## What this task involves
Output the material below in its entirety, exactly as given.
---
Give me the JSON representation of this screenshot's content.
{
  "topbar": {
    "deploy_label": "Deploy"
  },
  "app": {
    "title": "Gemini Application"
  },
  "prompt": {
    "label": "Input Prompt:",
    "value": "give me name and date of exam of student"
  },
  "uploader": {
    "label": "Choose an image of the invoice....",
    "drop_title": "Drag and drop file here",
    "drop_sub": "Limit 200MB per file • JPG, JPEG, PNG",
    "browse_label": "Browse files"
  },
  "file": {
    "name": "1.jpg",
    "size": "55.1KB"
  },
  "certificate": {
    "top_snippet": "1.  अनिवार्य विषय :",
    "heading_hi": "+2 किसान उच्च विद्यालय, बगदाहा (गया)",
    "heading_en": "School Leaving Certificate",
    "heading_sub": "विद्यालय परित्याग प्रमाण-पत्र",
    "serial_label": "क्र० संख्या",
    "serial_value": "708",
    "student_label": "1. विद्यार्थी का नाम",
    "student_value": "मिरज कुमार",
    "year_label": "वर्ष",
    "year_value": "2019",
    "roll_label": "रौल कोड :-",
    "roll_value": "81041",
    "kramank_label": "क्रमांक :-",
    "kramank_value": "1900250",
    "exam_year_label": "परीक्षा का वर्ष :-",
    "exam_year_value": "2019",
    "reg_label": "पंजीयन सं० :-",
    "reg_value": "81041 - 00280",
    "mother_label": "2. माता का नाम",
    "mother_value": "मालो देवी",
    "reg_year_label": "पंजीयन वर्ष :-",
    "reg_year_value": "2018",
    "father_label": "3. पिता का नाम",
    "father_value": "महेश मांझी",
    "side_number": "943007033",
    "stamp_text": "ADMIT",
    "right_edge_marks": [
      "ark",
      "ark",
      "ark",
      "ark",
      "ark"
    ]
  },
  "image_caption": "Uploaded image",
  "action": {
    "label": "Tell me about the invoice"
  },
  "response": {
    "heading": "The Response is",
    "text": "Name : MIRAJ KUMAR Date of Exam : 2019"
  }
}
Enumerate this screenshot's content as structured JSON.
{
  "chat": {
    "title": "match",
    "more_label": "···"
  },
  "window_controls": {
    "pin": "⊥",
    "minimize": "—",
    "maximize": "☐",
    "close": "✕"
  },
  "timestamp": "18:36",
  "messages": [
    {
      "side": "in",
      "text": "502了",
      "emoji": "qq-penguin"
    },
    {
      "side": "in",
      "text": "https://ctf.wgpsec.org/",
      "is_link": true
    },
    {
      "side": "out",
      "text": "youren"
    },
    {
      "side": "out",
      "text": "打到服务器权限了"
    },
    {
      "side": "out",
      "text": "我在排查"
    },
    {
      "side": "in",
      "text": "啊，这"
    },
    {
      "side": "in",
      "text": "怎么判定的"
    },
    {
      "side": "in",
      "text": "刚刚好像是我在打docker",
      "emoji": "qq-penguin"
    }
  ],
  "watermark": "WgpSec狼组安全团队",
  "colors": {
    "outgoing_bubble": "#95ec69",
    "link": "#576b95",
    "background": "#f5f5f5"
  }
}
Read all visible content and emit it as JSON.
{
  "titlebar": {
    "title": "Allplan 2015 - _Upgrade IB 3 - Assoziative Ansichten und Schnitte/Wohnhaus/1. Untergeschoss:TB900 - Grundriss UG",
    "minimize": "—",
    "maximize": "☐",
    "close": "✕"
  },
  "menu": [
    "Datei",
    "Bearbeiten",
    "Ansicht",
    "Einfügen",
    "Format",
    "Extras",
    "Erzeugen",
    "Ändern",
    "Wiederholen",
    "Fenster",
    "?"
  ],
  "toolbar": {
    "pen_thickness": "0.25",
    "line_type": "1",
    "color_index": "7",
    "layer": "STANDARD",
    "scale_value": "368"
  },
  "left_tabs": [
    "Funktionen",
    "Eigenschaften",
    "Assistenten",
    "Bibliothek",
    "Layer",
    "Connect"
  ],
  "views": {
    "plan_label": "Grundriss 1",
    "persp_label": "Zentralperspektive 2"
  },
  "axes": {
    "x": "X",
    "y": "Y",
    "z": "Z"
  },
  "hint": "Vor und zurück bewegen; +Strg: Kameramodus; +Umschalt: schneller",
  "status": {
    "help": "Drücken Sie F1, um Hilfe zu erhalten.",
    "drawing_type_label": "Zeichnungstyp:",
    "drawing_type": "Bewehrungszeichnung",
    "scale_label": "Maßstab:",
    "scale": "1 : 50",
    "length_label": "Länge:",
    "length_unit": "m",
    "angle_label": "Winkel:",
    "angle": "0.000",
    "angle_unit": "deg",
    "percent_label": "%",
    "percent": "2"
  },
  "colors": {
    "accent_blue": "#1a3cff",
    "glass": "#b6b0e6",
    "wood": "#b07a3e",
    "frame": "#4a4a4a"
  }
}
---
## Solution
Give me the JSON representation of this screenshot's content.
{
  "topbar": {
    "deploy_label": "Deploy"
  },
  "app": {
    "title": "Gemini Application"
  },
  "prompt": {
    "label": "Input Prompt:",
    "value": "give me name and date of exam of student"
  },
  "uploader": {
    "label": "Choose an image of the invoice....",
    "drop_title": "Drag and drop file here",
    "drop_sub": "Limit 200MB per file • JPG, JPEG, PNG",
    "browse_label": "Browse files"
  },
  "file": {
    "name": "1.jpg",
    "size": "55.1KB"
  },
  "certificate": {
    "top_snippet": "1.  अनिवार्य विषय :",
    "heading_hi": "+2 किसान उच्च विद्यालय, बगदाहा (गया)",
    "heading_en": "School Leaving Certificate",
    "heading_sub": "विद्यालय परित्याग प्रमाण-पत्र",
    "serial_label": "क्र० संख्या",
    "serial_value": "708",
    "student_label": "1. विद्यार्थी का नाम",
    "student_value": "मिरज कुमार",
    "year_label": "वर्ष",
    "year_value": "2019",
    "roll_label": "रौल कोड :-",
    "roll_value": "81041",
    "kramank_label": "क्रमांक :-",
    "kramank_value": "1900250",
    "exam_year_label": "परीक्षा का वर्ष :-",
    "exam_year_value": "2019",
    "reg_label": "पंजीयन सं० :-",
    "reg_value": "81041 - 00280",
    "mother_label": "2. माता का नाम",
    "mother_value": "मालो देवी",
    "reg_year_label": "पंजीयन वर्ष :-",
    "reg_year_value": "2018",
    "father_label": "3. पिता का नाम",
    "father_value": "महेश मांझी",
    "side_number": "943007033",
    "stamp_text": "ADMIT",
    "right_edge_marks": [
      "ark",
      "ark",
      "ark",
      "ark",
      "ark"
    ]
  },
  "image_caption": "Uploaded image",
  "action": {
    "label": "Tell me about the invoice"
  },
  "response": {
    "heading": "The Response is",
    "text": "Name : MIRAJ KUMAR Date of Exam : 2019"
  }
}
Enumerate this screenshot's content as structured JSON.
{
  "chat": {
    "title": "match",
    "more_label": "···"
  },
  "window_controls": {
    "pin": "⊥",
    "minimize": "—",
    "maximize": "☐",
    "close": "✕"
  },
  "timestamp": "18:36",
  "messages": [
    {
      "side": "in",
      "text": "502了",
      "emoji": "qq-penguin"
    },
    {
      "side": "in",
      "text": "https://ctf.wgpsec.org/",
      "is_link": true
    },
    {
      "side": "out",
      "text": "youren"
    },
    {
      "side": "out",
      "text": "打到服务器权限了"
    },
    {
      "side": "out",
      "text": "我在排查"
    },
    {
      "side": "in",
      "text": "啊，这"
    },
    {
      "side": "in",
      "text": "怎么判定的"
    },
    {
      "side": "in",
      "text": "刚刚好像是我在打docker",
      "emoji": "qq-penguin"
    }
  ],
  "watermark": "WgpSec狼组安全团队",
  "colors": {
    "outgoing_bubble": "#95ec69",
    "link": "#576b95",
    "background": "#f5f5f5"
  }
}
Read all visible content and emit it as JSON.
{
  "titlebar": {
    "title": "Allplan 2015 - _Upgrade IB 3 - Assoziative Ansichten und Schnitte/Wohnhaus/1. Untergeschoss:TB900 - Grundriss UG",
    "minimize": "—",
    "maximize": "☐",
    "close": "✕"
  },
  "menu": [
    "Datei",
    "Bearbeiten",
    "Ansicht",
    "Einfügen",
    "Format",
    "Extras",
    "Erzeugen",
    "Ändern",
    "Wiederholen",
    "Fenster",
    "?"
  ],
  "toolbar": {
    "pen_thickness": "0.25",
    "line_type": "1",
    "color_index": "7",
    "layer": "STANDARD",
    "scale_value": "368"
  },
  "left_tabs": [
    "Funktionen",
    "Eigenschaften",
    "Assistenten",
    "Bibliothek",
    "Layer",
    "Connect"
  ],
  "views": {
    "plan_label": "Grundriss 1",
    "persp_label": "Zentralperspektive 2"
  },
  "axes": {
    "x": "X",
    "y": "Y",
    "z": "Z"
  },
  "hint": "Vor und zurück bewegen; +Strg: Kameramodus; +Umschalt: schneller",
  "status": {
    "help": "Drücken Sie F1, um Hilfe zu erhalten.",
    "drawing_type_label": "Zeichnungstyp:",
    "drawing_type": "Bewehrungszeichnung",
    "scale_label": "Maßstab:",
    "scale": "1 : 50",
    "length_label": "Länge:",
    "length_unit": "m",
    "angle_label": "Winkel:",
    "angle": "0.000",
    "angle_unit": "deg",
    "percent_label": "%",
    "percent": "2"
  },
  "colors": {
    "accent_blue": "#1a3cff",
    "glass": "#b6b0e6",
    "wood": "#b07a3e",
    "frame": "#4a4a4a"
  }
}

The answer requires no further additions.